_Data for this exercise_:
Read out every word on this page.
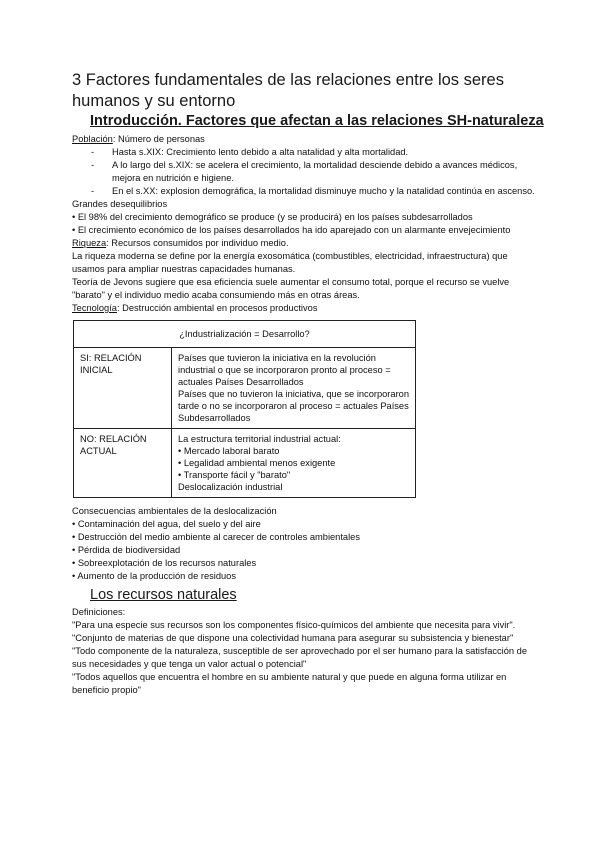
3 Factores fundamentales de las relaciones entre los seres humanos y su entorno
Introducción. Factores que afectan a las relaciones SH-naturaleza

Población: Número de personas

- Hasta s.XIX: Crecimiento lento debido a alta natalidad y alta mortalidad.
- A lo largo del s.XIX: se acelera el crecimiento, la mortalidad desciende debido a avances médicos, mejora en nutrición e higiene.
- En el s.XX: explosion demográfica, la mortalidad disminuye mucho y la natalidad continúa en ascenso.

Grandes desequilibrios

• El 98% del crecimiento demográfico se produce (y se producirá) en los países subdesarrollados

• El crecimiento económico de los países desarrollados ha ido aparejado con un alarmante envejecimiento

Riqueza: Recursos consumidos por individuo medio.

La riqueza moderna se define por la energía exosomática (combustibles, electricidad, infraestructura) que usamos para ampliar nuestras capacidades humanas.

Teoría de Jevons sugiere que esa eficiencia suele aumentar el consumo total, porque el recurso se vuelve "barato" y el individuo medio acaba consumiendo más en otras áreas.

Tecnología: Destrucción ambiental en procesos productivos

¿Industrialización = Desarrollo?	
SI: RELACIÓN INICIAL	Países que tuvieron la iniciativa en la revolución industrial o que se incorporaron pronto al proceso = actuales Países Desarrollados
Países que no tuvieron la iniciativa, que se incorporaron tarde o no se incorporaron al proceso = actuales Países Subdesarrollados

NO: RELACIÓN ACTUAL	La estructura territorial industrial actual:
• Mercado laboral barato
• Legalidad ambiental menos exigente
• Transporte fácil y "barato"
Deslocalización industrial

Consecuencias ambientales de la deslocalización

• Contaminación del agua, del suelo y del aire

• Destrucción del medio ambiente al carecer de controles ambientales

• Pérdida de biodiversidad

• Sobreexplotación de los recursos naturales

• Aumento de la producción de residuos

Los recursos naturales

Definiciones:

"Para una especie sus recursos son los componentes físico-químicos del ambiente que necesita para vivir".

"Conjunto de materias de que dispone una colectividad humana para asegurar su subsistencia y bienestar"

"Todo componente de la naturaleza, susceptible de ser aprovechado por el ser humano para la satisfacción de sus necesidades y que tenga un valor actual o potencial"

"Todos aquellos que encuentra el hombre en su ambiente natural y que puede en alguna forma utilizar en beneficio propio"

_Aim_: Copy out each record shown above without alteration, skipping any picture.

_Reply_:
Read out every word on this page.
3 Factores fundamentales de las relaciones entre los seres humanos y su entorno
Introducción. Factores que afectan a las relaciones SH-naturaleza

Población: Número de personas

- Hasta s.XIX: Crecimiento lento debido a alta natalidad y alta mortalidad.
- A lo largo del s.XIX: se acelera el crecimiento, la mortalidad desciende debido a avances médicos, mejora en nutrición e higiene.
- En el s.XX: explosion demográfica, la mortalidad disminuye mucho y la natalidad continúa en ascenso.

Grandes desequilibrios

• El 98% del crecimiento demográfico se produce (y se producirá) en los países subdesarrollados

• El crecimiento económico de los países desarrollados ha ido aparejado con un alarmante envejecimiento

Riqueza: Recursos consumidos por individuo medio.

La riqueza moderna se define por la energía exosomática (combustibles, electricidad, infraestructura) que usamos para ampliar nuestras capacidades humanas.

Teoría de Jevons sugiere que esa eficiencia suele aumentar el consumo total, porque el recurso se vuelve "barato" y el individuo medio acaba consumiendo más en otras áreas.

Tecnología: Destrucción ambiental en procesos productivos

¿Industrialización = Desarrollo?	
SI: RELACIÓN INICIAL	Países que tuvieron la iniciativa en la revolución industrial o que se incorporaron pronto al proceso = actuales Países Desarrollados
Países que no tuvieron la iniciativa, que se incorporaron tarde o no se incorporaron al proceso = actuales Países Subdesarrollados

NO: RELACIÓN ACTUAL	La estructura territorial industrial actual:
• Mercado laboral barato
• Legalidad ambiental menos exigente
• Transporte fácil y "barato"
Deslocalización industrial

Consecuencias ambientales de la deslocalización

• Contaminación del agua, del suelo y del aire

• Destrucción del medio ambiente al carecer de controles ambientales

• Pérdida de biodiversidad

• Sobreexplotación de los recursos naturales

• Aumento de la producción de residuos

Los recursos naturales

Definiciones:

"Para una especie sus recursos son los componentes físico-químicos del ambiente que necesita para vivir".

"Conjunto de materias de que dispone una colectividad humana para asegurar su subsistencia y bienestar"

"Todo componente de la naturaleza, susceptible de ser aprovechado por el ser humano para la satisfacción de sus necesidades y que tenga un valor actual o potencial"

"Todos aquellos que encuentra el hombre en su ambiente natural y que puede en alguna forma utilizar en beneficio propio"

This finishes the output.